▶ **TEXT SHOWN**:
━━━━━━━━

Of course, you need to build a dense network. You need one locker every 1,000 people or every 500 meters, so there needs to be convenience. Also, a locker can be integrated into a network of pickup points. That's why InPost bought Mondial Relay. They enter a market with a player who already has a network of 8,000 pickup points, millions of parcels, and the integration with the merchant. That is the perfect actor to buy because you can leverage that network and add parcel lockers to their pickup point network. We believe that it will grow and accelerate because of the growth of ecommerce and the change in consumer habits.

I'm based in Madrid, and we're used to receiving all these parcels at our doorstep. It's kind of strange for me now to move to a different service and walk 300 or 500 meters to the APM. We understand that the population in Poland has been used to APMs from early on. But for planning extensions and opening in different countries, how do you see consumers reacting to this change in how parcels are delivered?

You need to see the market's different needs. There will always be people that have the need and the preference to receive their parcel at home. Still, there is one part of the market in terms of consumers that either they are not at home to receive the parcel or schedule a delivery with the courier, or they want to protect their privacy, like many people buying sex toys online. There is a need to have different options for the consumer to choose from. I'll give you an example. Before the food delivery – the on-demand food delivery companies – people were not used to buying food online, except maybe MacDonald's, Pizza Hut, or KFC. Now everyone is ordering food online. Why? Because the ecosystem was built.

It's the same with parcel lockers. Once you have the network, the convenience, the freedom of choice – lockers give the consumer freedom of choice – you can decide. You check out and choose between home delivery, office delivery, locker pickup in the metro station in Madrid, or a pickup point in the convenience store next to your office. You will decide which is more convenient for you. It's on the consumer side.

From the courier side, if they get to the point where they cannot handle more than a certain number of parcels, they need to find alternative solutions and automation to increase the efficiency of a single carrier. There is a push on the logistics side and a change of habit on the consumer side. Maybe not every country will be suitable for parcel lockers. Still, Poland, for example, is becoming very hot because you have 15,000 lockers from InPost, Allegro is building their network, and Polish Post is building their network. I'm giving you news that isn't public yet, but next Monday, Polish Post will announce a network of 2,000 lockers, and Orlen, the largest petrol station company, is also building a network of lockers and pickup points. You see this pipe of InPost being the largest, and there are still another three or four companies trying to build networks.

In the UK, there are thousands of lockers. Italy is starting; France as well. In Germany, there are 20,000 or 50,000 lockers installed by DHL. It's just a question of time. Let me give you another example; before ATMs, what did people do? They went to the bank. Why? Because there were no ATMs. People knew only one thing. If you want money, go to the bank, get the money from the bank, and put it under the mattress. Now, you can collect money from ATMs, banks, convenience stores. I was on my way back to the office, and I needed some cash. I went to the 7-Eleven in Hong Kong, I bought a bottle of water for HK$7, or 70 cents, and I got 500 HK$ – €50 fifty euros – cashback; easy. Now, I can get cash in many ways. Why? Because people have built the network, they've built infrastructure, they've built the service. It will be the same with lockers.

━━━━━━━━

▶ **TASK 1**:
Answer these questions about the parcel locker text, one line each:
(a) How many pickup points does Mondial Relay already have?
(b) In which city is the person asking about consumer reactions based?
(c) How many lockers will Polish Post announce?
▶ **TASK 2**: Name every company that the parcel locker text says has or is building a locker network in Poland.
▶ **TASK 3**: Copy the parcel locker text starting with "Of course, you" and going on through "in consumer habits.", but swap "convenience" for "accessibility".

━━━━━━━━

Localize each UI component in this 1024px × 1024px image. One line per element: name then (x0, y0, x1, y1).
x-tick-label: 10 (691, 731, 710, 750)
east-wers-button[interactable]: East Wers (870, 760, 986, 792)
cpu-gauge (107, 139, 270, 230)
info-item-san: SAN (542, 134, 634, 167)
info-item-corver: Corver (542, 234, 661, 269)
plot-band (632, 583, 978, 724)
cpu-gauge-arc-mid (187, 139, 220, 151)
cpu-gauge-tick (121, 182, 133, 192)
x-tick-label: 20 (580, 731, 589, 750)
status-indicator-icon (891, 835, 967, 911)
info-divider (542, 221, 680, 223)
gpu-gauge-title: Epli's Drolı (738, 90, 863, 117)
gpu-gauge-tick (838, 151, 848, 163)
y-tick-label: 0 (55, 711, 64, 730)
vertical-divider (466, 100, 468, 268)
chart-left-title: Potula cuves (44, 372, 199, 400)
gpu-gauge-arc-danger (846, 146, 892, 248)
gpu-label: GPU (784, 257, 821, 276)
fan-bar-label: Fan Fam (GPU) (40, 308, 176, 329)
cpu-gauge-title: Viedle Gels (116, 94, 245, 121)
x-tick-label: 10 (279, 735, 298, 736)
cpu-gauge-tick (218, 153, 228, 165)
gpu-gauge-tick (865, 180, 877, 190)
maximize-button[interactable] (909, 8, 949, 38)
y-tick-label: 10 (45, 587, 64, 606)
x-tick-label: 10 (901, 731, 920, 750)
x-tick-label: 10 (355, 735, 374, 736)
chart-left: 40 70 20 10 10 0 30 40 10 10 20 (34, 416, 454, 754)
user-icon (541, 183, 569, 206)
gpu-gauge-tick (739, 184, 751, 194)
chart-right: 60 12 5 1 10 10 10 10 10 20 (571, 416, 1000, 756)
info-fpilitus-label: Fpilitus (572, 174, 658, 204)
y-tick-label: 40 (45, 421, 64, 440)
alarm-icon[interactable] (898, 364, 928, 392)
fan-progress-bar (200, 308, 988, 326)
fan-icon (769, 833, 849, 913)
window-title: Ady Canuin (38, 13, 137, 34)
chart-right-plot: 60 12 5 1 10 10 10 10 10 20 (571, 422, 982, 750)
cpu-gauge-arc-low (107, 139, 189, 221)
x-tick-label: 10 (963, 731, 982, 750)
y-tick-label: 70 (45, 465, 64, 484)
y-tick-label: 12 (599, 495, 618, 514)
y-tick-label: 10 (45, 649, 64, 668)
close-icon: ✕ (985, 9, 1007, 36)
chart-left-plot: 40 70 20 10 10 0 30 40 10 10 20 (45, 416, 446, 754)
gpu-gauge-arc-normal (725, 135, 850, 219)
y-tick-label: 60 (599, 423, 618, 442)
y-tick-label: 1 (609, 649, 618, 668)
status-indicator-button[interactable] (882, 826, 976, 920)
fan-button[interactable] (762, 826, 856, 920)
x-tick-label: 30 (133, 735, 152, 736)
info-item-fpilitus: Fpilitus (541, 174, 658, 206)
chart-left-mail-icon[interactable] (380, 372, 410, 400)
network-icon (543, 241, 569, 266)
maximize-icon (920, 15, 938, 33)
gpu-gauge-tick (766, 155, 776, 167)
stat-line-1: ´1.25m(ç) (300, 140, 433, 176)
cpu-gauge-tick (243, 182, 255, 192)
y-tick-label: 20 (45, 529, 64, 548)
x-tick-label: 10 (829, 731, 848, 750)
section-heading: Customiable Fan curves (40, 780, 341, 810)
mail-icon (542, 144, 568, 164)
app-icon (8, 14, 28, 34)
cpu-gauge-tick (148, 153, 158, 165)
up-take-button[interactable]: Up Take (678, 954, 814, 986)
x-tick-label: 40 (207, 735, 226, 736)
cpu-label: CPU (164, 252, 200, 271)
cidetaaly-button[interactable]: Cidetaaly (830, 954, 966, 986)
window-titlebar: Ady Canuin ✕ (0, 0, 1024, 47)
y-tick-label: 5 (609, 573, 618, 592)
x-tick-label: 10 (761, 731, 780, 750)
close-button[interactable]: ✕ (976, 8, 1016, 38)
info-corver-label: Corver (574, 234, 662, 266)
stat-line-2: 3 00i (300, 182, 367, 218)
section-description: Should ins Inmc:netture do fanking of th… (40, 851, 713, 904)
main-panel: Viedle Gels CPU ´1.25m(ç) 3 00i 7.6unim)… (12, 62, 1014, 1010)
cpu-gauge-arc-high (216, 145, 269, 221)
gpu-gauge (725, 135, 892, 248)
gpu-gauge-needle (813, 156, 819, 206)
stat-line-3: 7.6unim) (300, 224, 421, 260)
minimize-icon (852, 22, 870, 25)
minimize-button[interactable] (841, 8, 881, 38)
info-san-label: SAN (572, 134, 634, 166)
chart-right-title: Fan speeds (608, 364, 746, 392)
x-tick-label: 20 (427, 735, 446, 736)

━━━━━━━━

▶ **EXPECTED OUTPUT 1**:
(a) 8,000
(b) Madrid
(c) 2,000

▶ **EXPECTED OUTPUT 2**: InPost, Allegro, Polish Post, Orlen

▶ **EXPECTED OUTPUT 3**:
Of course, you need to build a dense network. You need one locker every 1,000 people or every 500 meters, so there needs to be accessibility. Also, a locker can be integrated into a network of pickup points. That's why InPost bought Mondial Relay. They enter a market with a player who already has a network of 8,000 pickup points, millions of parcels, and the integration with the merchant. That is the perfect actor to buy because you can leverage that network and add parcel lockers to their pickup point network. We believe that it will grow and accelerate because of the growth of ecommerce and the change in consumer habits.